• **Your instructions**
Your reply should be the full listing, copied exactly.

• **The data**
+++++

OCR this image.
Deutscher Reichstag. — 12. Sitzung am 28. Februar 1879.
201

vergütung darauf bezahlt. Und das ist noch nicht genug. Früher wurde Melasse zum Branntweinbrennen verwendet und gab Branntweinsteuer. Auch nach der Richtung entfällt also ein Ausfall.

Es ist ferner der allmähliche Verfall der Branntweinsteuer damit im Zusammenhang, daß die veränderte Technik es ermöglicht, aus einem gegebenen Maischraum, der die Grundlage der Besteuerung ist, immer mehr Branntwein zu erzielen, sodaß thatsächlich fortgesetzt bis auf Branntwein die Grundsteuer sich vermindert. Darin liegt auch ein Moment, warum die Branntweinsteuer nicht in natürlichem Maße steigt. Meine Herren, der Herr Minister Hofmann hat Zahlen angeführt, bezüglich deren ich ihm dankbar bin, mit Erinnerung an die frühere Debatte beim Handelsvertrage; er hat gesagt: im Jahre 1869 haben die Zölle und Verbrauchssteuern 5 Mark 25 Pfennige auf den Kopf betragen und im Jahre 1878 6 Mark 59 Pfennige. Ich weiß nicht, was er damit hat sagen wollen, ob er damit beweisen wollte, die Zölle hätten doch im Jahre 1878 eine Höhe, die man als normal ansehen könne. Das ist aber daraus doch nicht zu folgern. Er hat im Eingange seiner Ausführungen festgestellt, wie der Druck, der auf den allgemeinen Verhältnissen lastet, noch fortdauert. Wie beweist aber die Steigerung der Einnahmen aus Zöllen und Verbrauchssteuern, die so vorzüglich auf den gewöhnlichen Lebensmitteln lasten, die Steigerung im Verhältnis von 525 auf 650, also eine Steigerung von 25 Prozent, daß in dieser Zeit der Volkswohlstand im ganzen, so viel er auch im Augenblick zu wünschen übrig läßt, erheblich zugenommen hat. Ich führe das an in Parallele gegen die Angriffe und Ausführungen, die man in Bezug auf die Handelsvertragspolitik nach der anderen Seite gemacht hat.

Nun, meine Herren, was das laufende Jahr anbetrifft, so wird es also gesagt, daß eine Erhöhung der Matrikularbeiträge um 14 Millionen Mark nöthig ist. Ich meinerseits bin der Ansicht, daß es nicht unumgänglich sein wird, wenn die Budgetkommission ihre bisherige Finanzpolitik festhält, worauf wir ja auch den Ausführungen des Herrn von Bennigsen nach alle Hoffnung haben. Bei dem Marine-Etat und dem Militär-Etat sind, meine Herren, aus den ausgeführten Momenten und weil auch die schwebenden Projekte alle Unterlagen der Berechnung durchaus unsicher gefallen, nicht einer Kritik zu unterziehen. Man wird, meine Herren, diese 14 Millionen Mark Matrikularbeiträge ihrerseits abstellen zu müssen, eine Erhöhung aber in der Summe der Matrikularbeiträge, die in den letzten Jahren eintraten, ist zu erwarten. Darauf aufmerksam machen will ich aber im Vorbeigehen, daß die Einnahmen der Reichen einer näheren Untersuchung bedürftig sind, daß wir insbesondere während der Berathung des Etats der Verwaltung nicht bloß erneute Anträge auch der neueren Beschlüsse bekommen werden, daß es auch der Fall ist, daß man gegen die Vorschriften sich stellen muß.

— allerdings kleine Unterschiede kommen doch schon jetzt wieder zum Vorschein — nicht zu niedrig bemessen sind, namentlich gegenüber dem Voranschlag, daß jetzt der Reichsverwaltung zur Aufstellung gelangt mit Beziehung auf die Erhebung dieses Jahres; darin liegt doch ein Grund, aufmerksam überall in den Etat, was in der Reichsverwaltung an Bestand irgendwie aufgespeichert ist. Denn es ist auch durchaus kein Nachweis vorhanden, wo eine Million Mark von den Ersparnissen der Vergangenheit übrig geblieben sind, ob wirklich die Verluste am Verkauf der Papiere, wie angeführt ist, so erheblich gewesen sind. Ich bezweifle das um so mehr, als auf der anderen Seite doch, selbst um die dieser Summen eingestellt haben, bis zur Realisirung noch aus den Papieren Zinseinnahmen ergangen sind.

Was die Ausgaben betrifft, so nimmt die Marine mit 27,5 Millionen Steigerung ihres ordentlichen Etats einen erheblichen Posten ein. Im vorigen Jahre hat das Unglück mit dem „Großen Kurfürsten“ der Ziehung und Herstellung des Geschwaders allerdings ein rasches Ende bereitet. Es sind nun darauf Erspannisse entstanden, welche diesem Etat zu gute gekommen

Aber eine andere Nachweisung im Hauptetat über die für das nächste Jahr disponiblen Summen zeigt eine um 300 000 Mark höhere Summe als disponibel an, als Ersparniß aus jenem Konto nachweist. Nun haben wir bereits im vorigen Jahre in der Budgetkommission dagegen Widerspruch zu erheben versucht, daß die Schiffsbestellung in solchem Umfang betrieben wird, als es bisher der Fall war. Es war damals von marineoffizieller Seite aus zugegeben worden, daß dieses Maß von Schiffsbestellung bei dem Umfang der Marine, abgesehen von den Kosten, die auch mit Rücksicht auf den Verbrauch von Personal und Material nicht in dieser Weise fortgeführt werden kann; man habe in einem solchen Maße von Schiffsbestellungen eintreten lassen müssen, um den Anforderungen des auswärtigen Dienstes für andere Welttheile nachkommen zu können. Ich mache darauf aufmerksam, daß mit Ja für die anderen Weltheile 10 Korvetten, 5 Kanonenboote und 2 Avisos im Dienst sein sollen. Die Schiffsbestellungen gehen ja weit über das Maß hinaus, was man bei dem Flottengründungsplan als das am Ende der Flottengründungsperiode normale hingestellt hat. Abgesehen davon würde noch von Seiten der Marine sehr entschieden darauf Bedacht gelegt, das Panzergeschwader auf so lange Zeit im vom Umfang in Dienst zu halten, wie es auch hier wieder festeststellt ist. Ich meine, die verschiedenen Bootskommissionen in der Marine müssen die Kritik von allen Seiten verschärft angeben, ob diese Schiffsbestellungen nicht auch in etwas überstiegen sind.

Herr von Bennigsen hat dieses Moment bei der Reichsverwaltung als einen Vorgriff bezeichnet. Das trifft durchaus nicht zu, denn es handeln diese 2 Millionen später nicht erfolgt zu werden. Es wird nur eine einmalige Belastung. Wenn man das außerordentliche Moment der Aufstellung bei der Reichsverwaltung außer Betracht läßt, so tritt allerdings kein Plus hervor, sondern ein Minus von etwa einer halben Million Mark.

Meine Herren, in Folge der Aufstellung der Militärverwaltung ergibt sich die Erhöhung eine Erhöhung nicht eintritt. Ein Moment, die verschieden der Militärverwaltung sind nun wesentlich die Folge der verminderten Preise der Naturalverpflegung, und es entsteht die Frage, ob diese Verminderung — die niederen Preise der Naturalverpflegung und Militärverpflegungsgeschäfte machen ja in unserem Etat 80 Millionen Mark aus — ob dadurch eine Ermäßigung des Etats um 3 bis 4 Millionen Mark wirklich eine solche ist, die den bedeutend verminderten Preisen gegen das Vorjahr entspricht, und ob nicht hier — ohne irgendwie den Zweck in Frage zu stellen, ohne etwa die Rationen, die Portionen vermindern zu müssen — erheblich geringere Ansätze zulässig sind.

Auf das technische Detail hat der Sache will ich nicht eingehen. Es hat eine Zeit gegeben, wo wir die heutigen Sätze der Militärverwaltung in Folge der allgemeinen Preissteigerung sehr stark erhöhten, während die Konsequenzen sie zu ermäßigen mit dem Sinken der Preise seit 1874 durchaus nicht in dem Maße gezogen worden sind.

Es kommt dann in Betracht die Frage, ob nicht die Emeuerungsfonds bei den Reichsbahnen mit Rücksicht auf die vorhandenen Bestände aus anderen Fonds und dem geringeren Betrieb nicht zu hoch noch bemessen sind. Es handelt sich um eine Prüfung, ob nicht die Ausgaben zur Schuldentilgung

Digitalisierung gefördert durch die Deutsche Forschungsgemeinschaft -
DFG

+++++

• **Solved problem**
OCR this image.
Deutscher Reichstag. — 12. Sitzung am 28. Februar 1879.
201

vergütung darauf bezahlt. Und das ist noch nicht genug. Früher wurde Melasse zum Branntweinbrennen verwendet und gab Branntweinsteuer. Auch nach der Richtung entfällt also ein Ausfall.

Es ist ferner der allmähliche Verfall der Branntweinsteuer damit im Zusammenhang, daß die veränderte Technik es ermöglicht, aus einem gegebenen Maischraum, der die Grundlage der Besteuerung ist, immer mehr Branntwein zu erzielen, sodaß thatsächlich fortgesetzt bis auf Branntwein die Grundsteuer sich vermindert. Darin liegt auch ein Moment, warum die Branntweinsteuer nicht in natürlichem Maße steigt. Meine Herren, der Herr Minister Hofmann hat Zahlen angeführt, bezüglich deren ich ihm dankbar bin, mit Erinnerung an die frühere Debatte beim Handelsvertrage; er hat gesagt: im Jahre 1869 haben die Zölle und Verbrauchssteuern 5 Mark 25 Pfennige auf den Kopf betragen und im Jahre 1878 6 Mark 59 Pfennige. Ich weiß nicht, was er damit hat sagen wollen, ob er damit beweisen wollte, die Zölle hätten doch im Jahre 1878 eine Höhe, die man als normal ansehen könne. Das ist aber daraus doch nicht zu folgern. Er hat im Eingange seiner Ausführungen festgestellt, wie der Druck, der auf den allgemeinen Verhältnissen lastet, noch fortdauert. Wie beweist aber die Steigerung der Einnahmen aus Zöllen und Verbrauchssteuern, die so vorzüglich auf den gewöhnlichen Lebensmitteln lasten, die Steigerung im Verhältnis von 525 auf 650, also eine Steigerung von 25 Prozent, daß in dieser Zeit der Volkswohlstand im ganzen, so viel er auch im Augenblick zu wünschen übrig läßt, erheblich zugenommen hat. Ich führe das an in Parallele gegen die Angriffe und Ausführungen, die man in Bezug auf die Handelsvertragspolitik nach der anderen Seite gemacht hat.

Nun, meine Herren, was das laufende Jahr anbetrifft, so wird es also gesagt, daß eine Erhöhung der Matrikularbeiträge um 14 Millionen Mark nöthig ist. Ich meinerseits bin der Ansicht, daß es nicht unumgänglich sein wird, wenn die Budgetkommission ihre bisherige Finanzpolitik festhält, worauf wir ja auch den Ausführungen des Herrn von Bennigsen nach alle Hoffnung haben. Bei dem Marine-Etat und dem Militär-Etat sind, meine Herren, aus den ausgeführten Momenten und weil auch die schwebenden Projekte alle Unterlagen der Berechnung durchaus unsicher gefallen, nicht einer Kritik zu unterziehen. Man wird, meine Herren, diese 14 Millionen Mark Matrikularbeiträge ihrerseits abstellen zu müssen, eine Erhöhung aber in der Summe der Matrikularbeiträge, die in den letzten Jahren eintraten, ist zu erwarten. Darauf aufmerksam machen will ich aber im Vorbeigehen, daß die Einnahmen der Reichen einer näheren Untersuchung bedürftig sind, daß wir insbesondere während der Berathung des Etats der Verwaltung nicht bloß erneute Anträge auch der neueren Beschlüsse bekommen werden, daß es auch der Fall ist, daß man gegen die Vorschriften sich stellen muß.

— allerdings kleine Unterschiede kommen doch schon jetzt wieder zum Vorschein — nicht zu niedrig bemessen sind, namentlich gegenüber dem Voranschlag, daß jetzt der Reichsverwaltung zur Aufstellung gelangt mit Beziehung auf die Erhebung dieses Jahres; darin liegt doch ein Grund, aufmerksam überall in den Etat, was in der Reichsverwaltung an Bestand irgendwie aufgespeichert ist. Denn es ist auch durchaus kein Nachweis vorhanden, wo eine Million Mark von den Ersparnissen der Vergangenheit übrig geblieben sind, ob wirklich die Verluste am Verkauf der Papiere, wie angeführt ist, so erheblich gewesen sind. Ich bezweifle das um so mehr, als auf der anderen Seite doch, selbst um die dieser Summen eingestellt haben, bis zur Realisirung noch aus den Papieren Zinseinnahmen ergangen sind.

Was die Ausgaben betrifft, so nimmt die Marine mit 27,5 Millionen Steigerung ihres ordentlichen Etats einen erheblichen Posten ein. Im vorigen Jahre hat das Unglück mit dem „Großen Kurfürsten“ der Ziehung und Herstellung des Geschwaders allerdings ein rasches Ende bereitet. Es sind nun darauf Erspannisse entstanden, welche diesem Etat zu gute gekommen

Aber eine andere Nachweisung im Hauptetat über die für das nächste Jahr disponiblen Summen zeigt eine um 300 000 Mark höhere Summe als disponibel an, als Ersparniß aus jenem Konto nachweist. Nun haben wir bereits im vorigen Jahre in der Budgetkommission dagegen Widerspruch zu erheben versucht, daß die Schiffsbestellung in solchem Umfang betrieben wird, als es bisher der Fall war. Es war damals von marineoffizieller Seite aus zugegeben worden, daß dieses Maß von Schiffsbestellung bei dem Umfang der Marine, abgesehen von den Kosten, die auch mit Rücksicht auf den Verbrauch von Personal und Material nicht in dieser Weise fortgeführt werden kann; man habe in einem solchen Maße von Schiffsbestellungen eintreten lassen müssen, um den Anforderungen des auswärtigen Dienstes für andere Welttheile nachkommen zu können. Ich mache darauf aufmerksam, daß mit Ja für die anderen Weltheile 10 Korvetten, 5 Kanonenboote und 2 Avisos im Dienst sein sollen. Die Schiffsbestellungen gehen ja weit über das Maß hinaus, was man bei dem Flottengründungsplan als das am Ende der Flottengründungsperiode normale hingestellt hat. Abgesehen davon würde noch von Seiten der Marine sehr entschieden darauf Bedacht gelegt, das Panzergeschwader auf so lange Zeit im vom Umfang in Dienst zu halten, wie es auch hier wieder festeststellt ist. Ich meine, die verschiedenen Bootskommissionen in der Marine müssen die Kritik von allen Seiten verschärft angeben, ob diese Schiffsbestellungen nicht auch in etwas überstiegen sind.

Herr von Bennigsen hat dieses Moment bei der Reichsverwaltung als einen Vorgriff bezeichnet. Das trifft durchaus nicht zu, denn es handeln diese 2 Millionen später nicht erfolgt zu werden. Es wird nur eine einmalige Belastung. Wenn man das außerordentliche Moment der Aufstellung bei der Reichsverwaltung außer Betracht läßt, so tritt allerdings kein Plus hervor, sondern ein Minus von etwa einer halben Million Mark.

Meine Herren, in Folge der Aufstellung der Militärverwaltung ergibt sich die Erhöhung eine Erhöhung nicht eintritt. Ein Moment, die verschieden der Militärverwaltung sind nun wesentlich die Folge der verminderten Preise der Naturalverpflegung, und es entsteht die Frage, ob diese Verminderung — die niederen Preise der Naturalverpflegung und Militärverpflegungsgeschäfte machen ja in unserem Etat 80 Millionen Mark aus — ob dadurch eine Ermäßigung des Etats um 3 bis 4 Millionen Mark wirklich eine solche ist, die den bedeutend verminderten Preisen gegen das Vorjahr entspricht, und ob nicht hier — ohne irgendwie den Zweck in Frage zu stellen, ohne etwa die Rationen, die Portionen vermindern zu müssen — erheblich geringere Ansätze zulässig sind.

Auf das technische Detail hat der Sache will ich nicht eingehen. Es hat eine Zeit gegeben, wo wir die heutigen Sätze der Militärverwaltung in Folge der allgemeinen Preissteigerung sehr stark erhöhten, während die Konsequenzen sie zu ermäßigen mit dem Sinken der Preise seit 1874 durchaus nicht in dem Maße gezogen worden sind.

Es kommt dann in Betracht die Frage, ob nicht die Emeuerungsfonds bei den Reichsbahnen mit Rücksicht auf die vorhandenen Bestände aus anderen Fonds und dem geringeren Betrieb nicht zu hoch noch bemessen sind. Es handelt sich um eine Prüfung, ob nicht die Ausgaben zur Schuldentilgung

Digitalisierung gefördert durch die Deutsche Forschungsgemeinschaft -
DFG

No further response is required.